**Aim**: Write out all of the entries that follow, word for word, but skip the pictures.

**Extracted records**:
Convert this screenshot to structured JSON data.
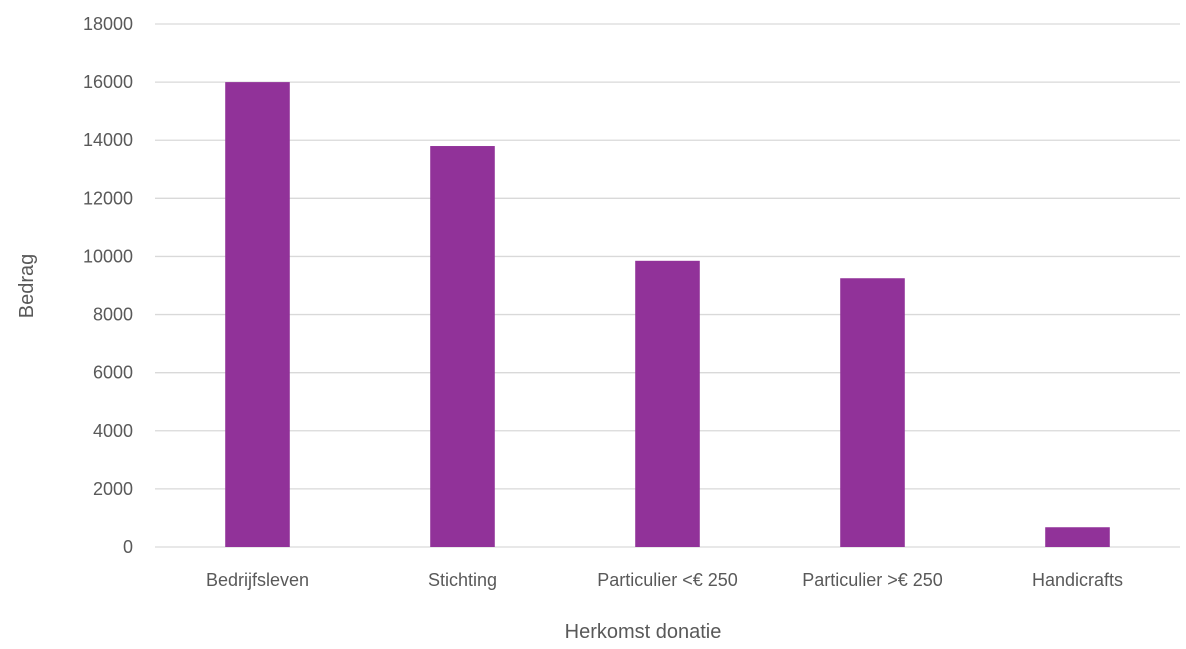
{
  "chart_data": {
    "type": "bar",
    "title": "",
    "xlabel": "Herkomst donatie",
    "ylabel": "Bedrag",
    "categories": [
      "Bedrijfsleven",
      "Stichting",
      "Particulier <€ 250",
      "Particulier >€ 250",
      "Handicrafts"
    ],
    "values": [
      16000,
      13800,
      9850,
      9250,
      680
    ],
    "ylim": [
      0,
      18000
    ],
    "yticks": [
      "0",
      "2000",
      "4000",
      "6000",
      "8000",
      "10000",
      "12000",
      "14000",
      "16000",
      "18000"
    ],
    "grid": true,
    "legend": "none",
    "colors": {
      "bar": "#913299",
      "grid": "#d9d9d9",
      "text": "#595959"
    }
  }
}
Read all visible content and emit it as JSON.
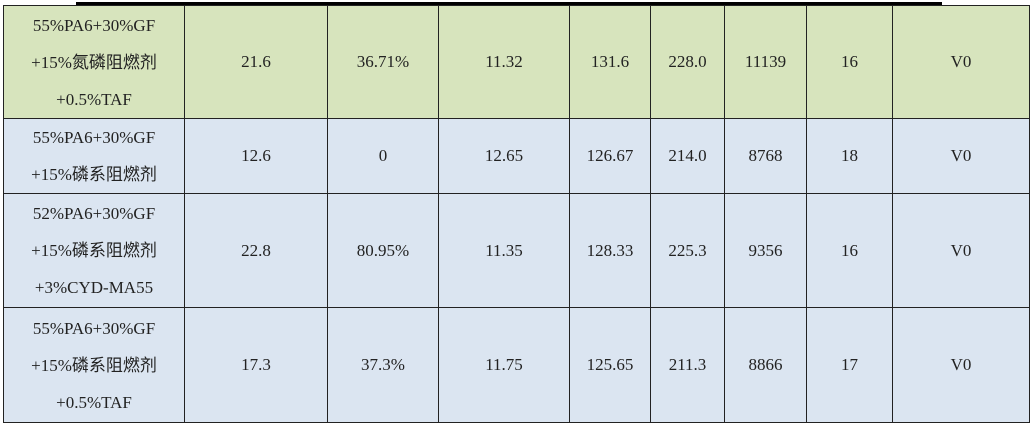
{
  "colors": {
    "highlight_row": "#d7e4bd",
    "normal_row": "#dbe5f1"
  },
  "rows": [
    {
      "formula": [
        "55%PA6+30%GF",
        "+15%氮磷阻燃剂",
        "+0.5%TAF"
      ],
      "values": [
        "21.6",
        "36.71%",
        "11.32",
        "131.6",
        "228.0",
        "11139",
        "16",
        "V0"
      ]
    },
    {
      "formula": [
        "55%PA6+30%GF",
        "+15%磷系阻燃剂"
      ],
      "values": [
        "12.6",
        "0",
        "12.65",
        "126.67",
        "214.0",
        "8768",
        "18",
        "V0"
      ]
    },
    {
      "formula": [
        "52%PA6+30%GF",
        "+15%磷系阻燃剂",
        "+3%CYD-MA55"
      ],
      "values": [
        "22.8",
        "80.95%",
        "11.35",
        "128.33",
        "225.3",
        "9356",
        "16",
        "V0"
      ]
    },
    {
      "formula": [
        "55%PA6+30%GF",
        "+15%磷系阻燃剂",
        "+0.5%TAF"
      ],
      "values": [
        "17.3",
        "37.3%",
        "11.75",
        "125.65",
        "211.3",
        "8866",
        "17",
        "V0"
      ]
    }
  ]
}
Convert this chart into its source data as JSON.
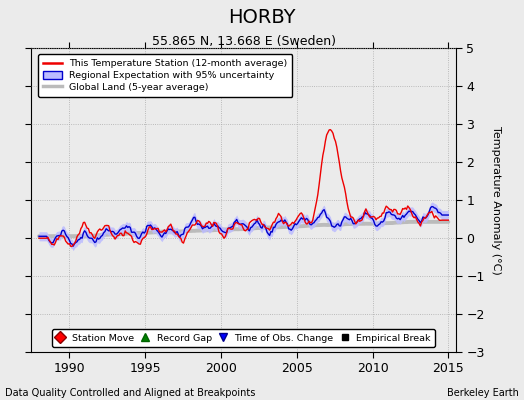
{
  "title": "HORBY",
  "subtitle": "55.865 N, 13.668 E (Sweden)",
  "xlabel_left": "Data Quality Controlled and Aligned at Breakpoints",
  "xlabel_right": "Berkeley Earth",
  "ylabel": "Temperature Anomaly (°C)",
  "legend_line1": "This Temperature Station (12-month average)",
  "legend_line2": "Regional Expectation with 95% uncertainty",
  "legend_line3": "Global Land (5-year average)",
  "legend_marker1": "Station Move",
  "legend_marker2": "Record Gap",
  "legend_marker3": "Time of Obs. Change",
  "legend_marker4": "Empirical Break",
  "xlim": [
    1987.5,
    2015.5
  ],
  "ylim": [
    -3.0,
    5.0
  ],
  "yticks": [
    -3,
    -2,
    -1,
    0,
    1,
    2,
    3,
    4,
    5
  ],
  "xticks": [
    1990,
    1995,
    2000,
    2005,
    2010,
    2015
  ],
  "color_station": "#EE0000",
  "color_regional": "#0000CC",
  "color_regional_fill": "#BBBBFF",
  "color_global": "#BBBBBB",
  "background": "#EBEBEB",
  "seed": 17
}
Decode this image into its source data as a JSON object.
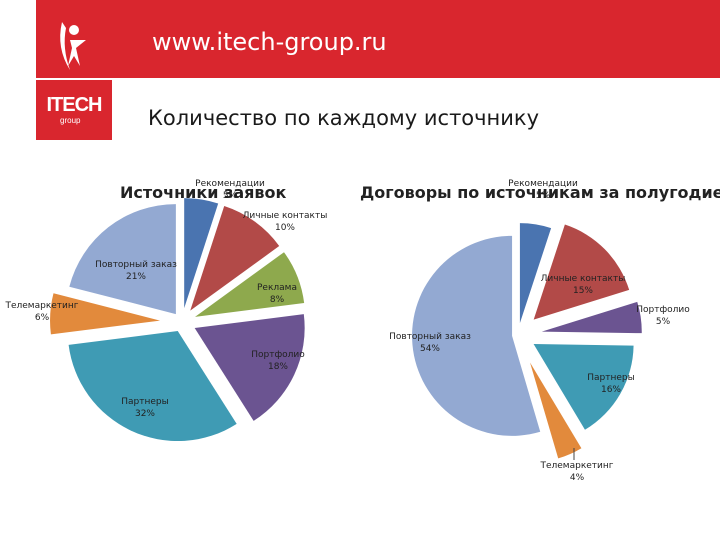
{
  "header": {
    "url": "www.itech-group.ru",
    "logo_text": "ITECH",
    "logo_sub": "group"
  },
  "page_title": "Количество по каждому источнику",
  "colors": {
    "brand_red": "#d9262e"
  },
  "chart_data": [
    {
      "type": "pie",
      "title": "Источники заявок",
      "slices": [
        {
          "label": "Рекомендации",
          "value": 5,
          "value_label": "5%",
          "color": "#4a74b0"
        },
        {
          "label": "Личные контакты",
          "value": 10,
          "value_label": "10%",
          "color": "#b24a48"
        },
        {
          "label": "Реклама",
          "value": 8,
          "value_label": "8%",
          "color": "#8ea94d"
        },
        {
          "label": "Портфолио",
          "value": 18,
          "value_label": "18%",
          "color": "#6b5491"
        },
        {
          "label": "Партнеры",
          "value": 32,
          "value_label": "32%",
          "color": "#3f9bb4"
        },
        {
          "label": "Телемаркетинг",
          "value": 6,
          "value_label": "6%",
          "color": "#e28a3c"
        },
        {
          "label": "Повторный заказ",
          "value": 21,
          "value_label": "21%",
          "color": "#93a9d2"
        }
      ]
    },
    {
      "type": "pie",
      "title": "Договоры по источникам за полугодие",
      "slices": [
        {
          "label": "Рекомендации",
          "value": 5,
          "value_label": "5%",
          "color": "#4a74b0"
        },
        {
          "label": "Личные контакты",
          "value": 15,
          "value_label": "15%",
          "color": "#b24a48"
        },
        {
          "label": "Портфолио",
          "value": 5,
          "value_label": "5%",
          "color": "#6b5491"
        },
        {
          "label": "Партнеры",
          "value": 16,
          "value_label": "16%",
          "color": "#3f9bb4"
        },
        {
          "label": "Телемаркетинг",
          "value": 4,
          "value_label": "4%",
          "color": "#e28a3c"
        },
        {
          "label": "Повторный заказ",
          "value": 54,
          "value_label": "54%",
          "color": "#93a9d2"
        }
      ]
    }
  ]
}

**Answer to this problem**:
Convert this screenshot to structured JSON data.
{
  "chart_data": {
    "type": "bar",
    "title": "",
    "xlabel": "Herkomst donatie",
    "ylabel": "Bedrag",
    "categories": [
      "Bedrijfsleven",
      "Stichting",
      "Particulier <€ 250",
      "Particulier >€ 250",
      "Handicrafts"
    ],
    "values": [
      16000,
      13800,
      9850,
      9250,
      680
    ],
    "ylim": [
      0,
      18000
    ],
    "yticks": [
      "0",
      "2000",
      "4000",
      "6000",
      "8000",
      "10000",
      "12000",
      "14000",
      "16000",
      "18000"
    ],
    "grid": true,
    "legend": "none",
    "colors": {
      "bar": "#913299",
      "grid": "#d9d9d9",
      "text": "#595959"
    }
  }
}
Read all visible content and emit it as JSON.
{
  "colors": {
    "highlight_row": "#d7e4bd",
    "normal_row": "#dbe5f1"
  },
  "rows": [
    {
      "formula": [
        "55%PA6+30%GF",
        "+15%氮磷阻燃剂",
        "+0.5%TAF"
      ],
      "values": [
        "21.6",
        "36.71%",
        "11.32",
        "131.6",
        "228.0",
        "11139",
        "16",
        "V0"
      ]
    },
    {
      "formula": [
        "55%PA6+30%GF",
        "+15%磷系阻燃剂"
      ],
      "values": [
        "12.6",
        "0",
        "12.65",
        "126.67",
        "214.0",
        "8768",
        "18",
        "V0"
      ]
    },
    {
      "formula": [
        "52%PA6+30%GF",
        "+15%磷系阻燃剂",
        "+3%CYD-MA55"
      ],
      "values": [
        "22.8",
        "80.95%",
        "11.35",
        "128.33",
        "225.3",
        "9356",
        "16",
        "V0"
      ]
    },
    {
      "formula": [
        "55%PA6+30%GF",
        "+15%磷系阻燃剂",
        "+0.5%TAF"
      ],
      "values": [
        "17.3",
        "37.3%",
        "11.75",
        "125.65",
        "211.3",
        "8866",
        "17",
        "V0"
      ]
    }
  ]
}
Convert this chart into its source data as JSON.
{
  "title": "HORBY",
  "subtitle": "55.865 N, 13.668 E (Sweden)",
  "xlabel_left": "Data Quality Controlled and Aligned at Breakpoints",
  "xlabel_right": "Berkeley Earth",
  "ylabel": "Temperature Anomaly (°C)",
  "legend_line1": "This Temperature Station (12-month average)",
  "legend_line2": "Regional Expectation with 95% uncertainty",
  "legend_line3": "Global Land (5-year average)",
  "legend_marker1": "Station Move",
  "legend_marker2": "Record Gap",
  "legend_marker3": "Time of Obs. Change",
  "legend_marker4": "Empirical Break",
  "xlim": [
    1987.5,
    2015.5
  ],
  "ylim": [
    -3.0,
    5.0
  ],
  "yticks": [
    -3,
    -2,
    -1,
    0,
    1,
    2,
    3,
    4,
    5
  ],
  "xticks": [
    1990,
    1995,
    2000,
    2005,
    2010,
    2015
  ],
  "color_station": "#EE0000",
  "color_regional": "#0000CC",
  "color_regional_fill": "#BBBBFF",
  "color_global": "#BBBBBB",
  "background": "#EBEBEB",
  "seed": 17
}
Decode this image into its source data as a JSON object.
{
  "header": {
    "url": "www.itech-group.ru",
    "logo_text": "ITECH",
    "logo_sub": "group"
  },
  "page_title": "Количество по каждому источнику",
  "colors": {
    "brand_red": "#d9262e"
  },
  "chart_data": [
    {
      "type": "pie",
      "title": "Источники заявок",
      "slices": [
        {
          "label": "Рекомендации",
          "value": 5,
          "value_label": "5%",
          "color": "#4a74b0"
        },
        {
          "label": "Личные контакты",
          "value": 10,
          "value_label": "10%",
          "color": "#b24a48"
        },
        {
          "label": "Реклама",
          "value": 8,
          "value_label": "8%",
          "color": "#8ea94d"
        },
        {
          "label": "Портфолио",
          "value": 18,
          "value_label": "18%",
          "color": "#6b5491"
        },
        {
          "label": "Партнеры",
          "value": 32,
          "value_label": "32%",
          "color": "#3f9bb4"
        },
        {
          "label": "Телемаркетинг",
          "value": 6,
          "value_label": "6%",
          "color": "#e28a3c"
        },
        {
          "label": "Повторный заказ",
          "value": 21,
          "value_label": "21%",
          "color": "#93a9d2"
        }
      ]
    },
    {
      "type": "pie",
      "title": "Договоры по источникам за полугодие",
      "slices": [
        {
          "label": "Рекомендации",
          "value": 5,
          "value_label": "5%",
          "color": "#4a74b0"
        },
        {
          "label": "Личные контакты",
          "value": 15,
          "value_label": "15%",
          "color": "#b24a48"
        },
        {
          "label": "Портфолио",
          "value": 5,
          "value_label": "5%",
          "color": "#6b5491"
        },
        {
          "label": "Партнеры",
          "value": 16,
          "value_label": "16%",
          "color": "#3f9bb4"
        },
        {
          "label": "Телемаркетинг",
          "value": 4,
          "value_label": "4%",
          "color": "#e28a3c"
        },
        {
          "label": "Повторный заказ",
          "value": 54,
          "value_label": "54%",
          "color": "#93a9d2"
        }
      ]
    }
  ]
}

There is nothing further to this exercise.